* **Instruction**
Each line below is to be written out in full, exactly as shown.

(Collection entries)
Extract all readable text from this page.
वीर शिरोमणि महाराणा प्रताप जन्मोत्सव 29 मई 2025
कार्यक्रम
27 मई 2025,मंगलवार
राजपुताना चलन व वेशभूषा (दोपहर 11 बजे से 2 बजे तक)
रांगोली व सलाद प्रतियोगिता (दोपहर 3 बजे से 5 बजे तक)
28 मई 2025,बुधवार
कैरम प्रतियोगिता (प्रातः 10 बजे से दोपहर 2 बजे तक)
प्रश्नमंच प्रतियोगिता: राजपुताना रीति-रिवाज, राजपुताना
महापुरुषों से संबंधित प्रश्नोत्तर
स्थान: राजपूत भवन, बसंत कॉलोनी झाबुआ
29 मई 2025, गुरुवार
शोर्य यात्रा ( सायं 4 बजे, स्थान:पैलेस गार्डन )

* **In response**
Extract all readable text from this page.
वीर शिरोमणि महाराणा प्रताप जन्मोत्सव 29 मई 2025
कार्यक्रम
27 मई 2025,मंगलवार
राजपुताना चलन व वेशभूषा (दोपहर 11 बजे से 2 बजे तक)
रांगोली व सलाद प्रतियोगिता (दोपहर 3 बजे से 5 बजे तक)
28 मई 2025,बुधवार
कैरम प्रतियोगिता (प्रातः 10 बजे से दोपहर 2 बजे तक)
प्रश्नमंच प्रतियोगिता: राजपुताना रीति-रिवाज, राजपुताना
महापुरुषों से संबंधित प्रश्नोत्तर
स्थान: राजपूत भवन, बसंत कॉलोनी झाबुआ
29 मई 2025, गुरुवार
शोर्य यात्रा ( सायं 4 बजे, स्थान:पैलेस गार्डन )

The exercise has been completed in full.